DIRECTIONS FOR THIS TASK
Give the number of lines containing "zhuī" in this listing, with no other words.

EXTRACTED ENTRIES
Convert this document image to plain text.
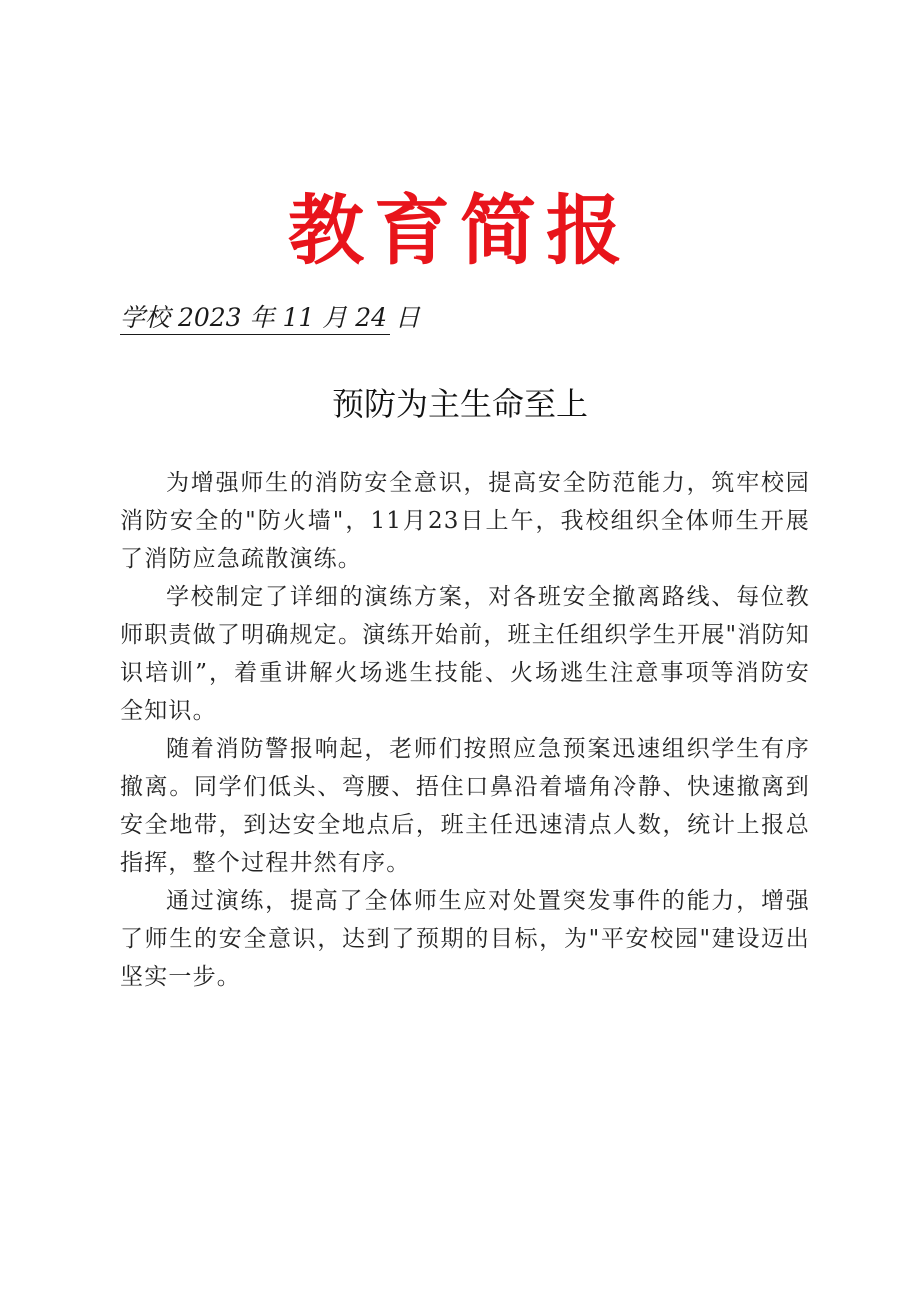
教育简报
学校 2023 年 11 月 24 日
预防为主生命至上

为增强师生的消防安全意识，提高安全防范能力，筑牢校园消防安全的"防火墙"，11月23日上午，我校组织全体师生开展了消防应急疏散演练。

学校制定了详细的演练方案，对各班安全撤离路线、每位教师职责做了明确规定。演练开始前，班主任组织学生开展"消防知识培训”，着重讲解火场逃生技能、火场逃生注意事项等消防安全知识。

随着消防警报响起，老师们按照应急预案迅速组织学生有序撤离。同学们低头、弯腰、捂住口鼻沿着墙角冷静、快速撤离到安全地带，到达安全地点后，班主任迅速清点人数，统计上报总指挥，整个过程井然有序。

通过演练，提高了全体师生应对处置突发事件的能力，增强了师生的安全意识，达到了预期的目标，为"平安校园"建设迈出坚实一步。
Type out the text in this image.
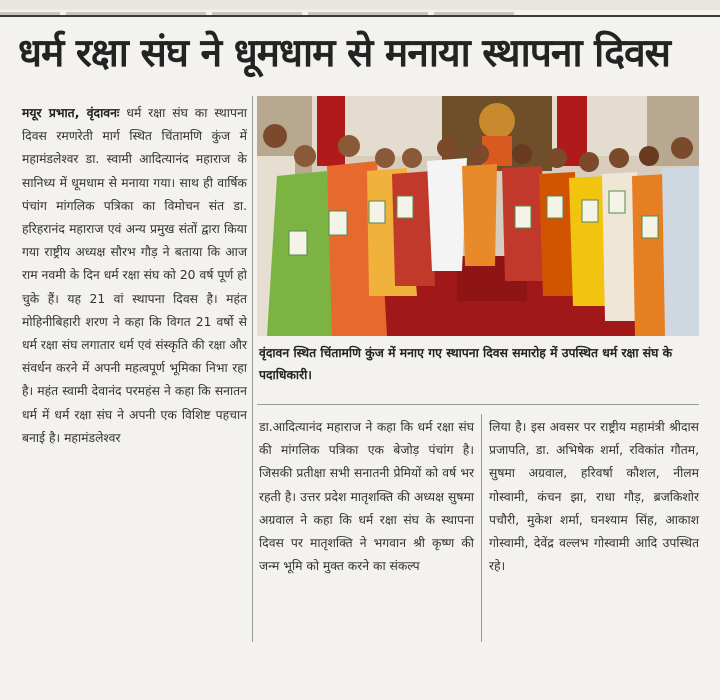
धर्म रक्षा संघ ने धूमधाम से मनाया स्थापना दिवस
मयूर प्रभात, वृंदावनः धर्म रक्षा संघ का स्थापना दिवस रमणरेती मार्ग स्थित चिंतामणि कुंज में महामंडलेश्वर डा. स्वामी आदित्यानंद महाराज के सानिध्य में धूमधाम से मनाया गया। साथ ही वार्षिक पंचांग मांगलिक पत्रिका का विमोचन संत डा. हरिहरानंद महाराज एवं अन्य प्रमुख संतों द्वारा किया गया राष्ट्रीय अध्यक्ष सौरभ गौड़ ने बताया कि आज राम नवमी के दिन धर्म रक्षा संघ को 20 वर्ष पूर्ण हो चुके हैं। यह 21 वां स्थापना दिवस है। महंत मोहिनीबिहारी शरण ने कहा कि विगत 21 वर्षो से धर्म रक्षा संघ लगातार धर्म एवं संस्कृति की रक्षा और संवर्धन करने में अपनी महत्वपूर्ण भूमिका निभा रहा है। महंत स्वामी देवानंद परमहंस ने कहा कि सनातन धर्म में धर्म रक्षा संघ ने अपनी एक विशिष्ट पहचान बनाई है। महामंडलेश्वर
वृंदावन स्थित चिंतामणि कुंज में मनाए गए स्थापना दिवस समारोह में उपस्थित धर्म रक्षा संघ के पदाधिकारी।
डा.आदित्यानंद महाराज ने कहा कि धर्म रक्षा संघ की मांगलिक पत्रिका एक बेजोड़ पंचांग है। जिसकी प्रतीक्षा सभी सनातनी प्रेमियों को वर्ष भर रहती है। उत्तर प्रदेश मातृशक्ति की अध्यक्ष सुषमा अग्रवाल ने कहा कि धर्म रक्षा संघ के स्थापना दिवस पर मातृशक्ति ने भगवान श्री कृष्ण की जन्म भूमि को मुक्त करने का संकल्प
लिया है। इस अवसर पर राष्ट्रीय महामंत्री श्रीदास प्रजापति, डा. अभिषेक शर्मा, रविकांत गौतम, सुषमा अग्रवाल, हरिवर्षा कौशल, नीलम गोस्वामी, कंचन झा, राधा गौड़, ब्रजकिशोर पचौरी, मुकेश शर्मा, घनश्याम सिंह, आकाश गोस्वामी, देवेंद्र वल्लभ गोस्वामी आदि उपस्थित रहे।
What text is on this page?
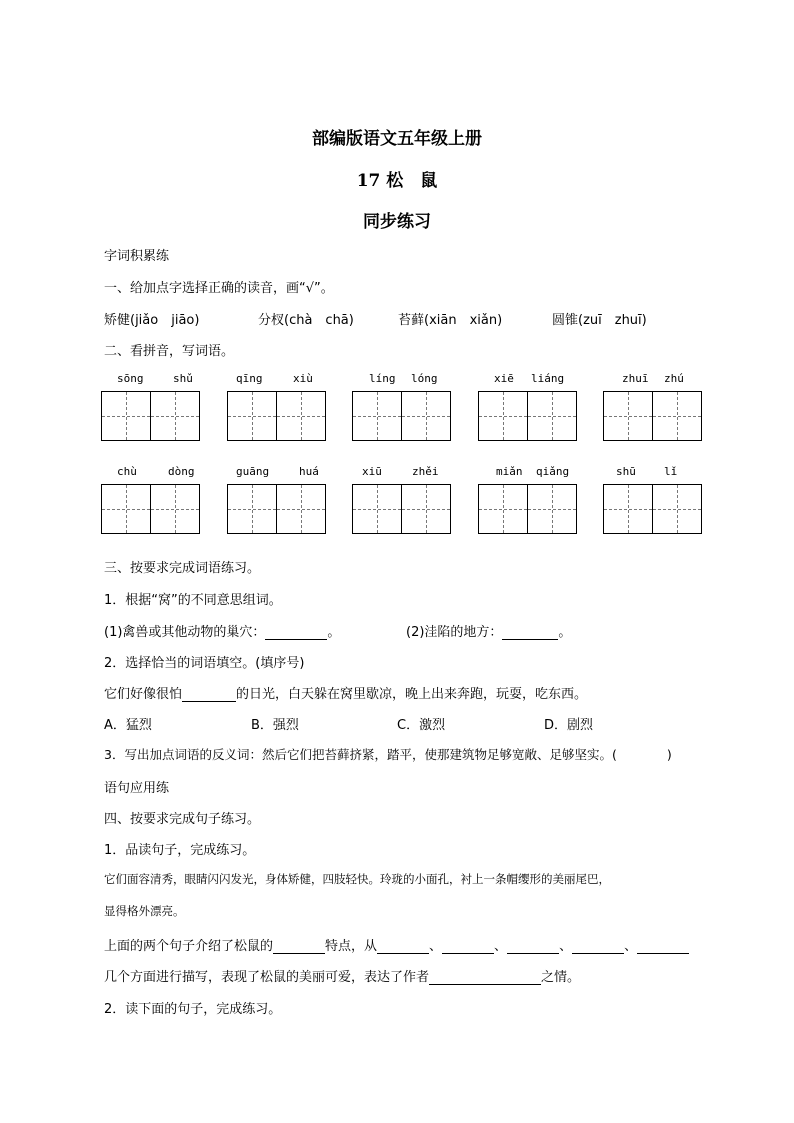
部编版语文五年级上册
17 松　鼠
同步练习
字词积累练
一、给加点字选择正确的读音，画“√”。
矫健(jiǎo　jiāo)	分杈(chà　chā)	苔藓(xiān　xiǎn)	圆锥(zuī　zhuī)
二、看拼音，写词语。
sōng	shǔ	qīng	xiù	líng lóng	xiē liáng	zhuī zhú
chù	dòng	guāng	huá	xiū	zhěi	miǎn qiǎng	shū	lǐ
三、按要求完成词语练习。
1．根据“窝”的不同意思组词。
(1)禽兽或其他动物的巢穴：	。	(2)洼陷的地方：	。
2．选择恰当的词语填空。(填序号)
它们好像很怕	的日光，白天躲在窝里歇凉，晚上出来奔跑，玩耍，吃东西。
A．猛烈	B．强烈	C．激烈	D．剧烈
3．写出加点词语的反义词：然后它们把苔藓挤紧，踏平，使那建筑物足够宽敞、足够坚实。(　　　　)
语句应用练
四、按要求完成句子练习。
1．品读句子，完成练习。
它们面容清秀，眼睛闪闪发光，身体矫健，四肢轻快。玲珑的小面孔，衬上一条帽缨形的美丽尾巴，
显得格外漂亮。
上面的两个句子介绍了松鼠的	特点，从	、	、	、	、
几个方面进行描写，表现了松鼠的美丽可爱，表达了作者	之情。
2．读下面的句子，完成练习。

RIGHT ANSWER
2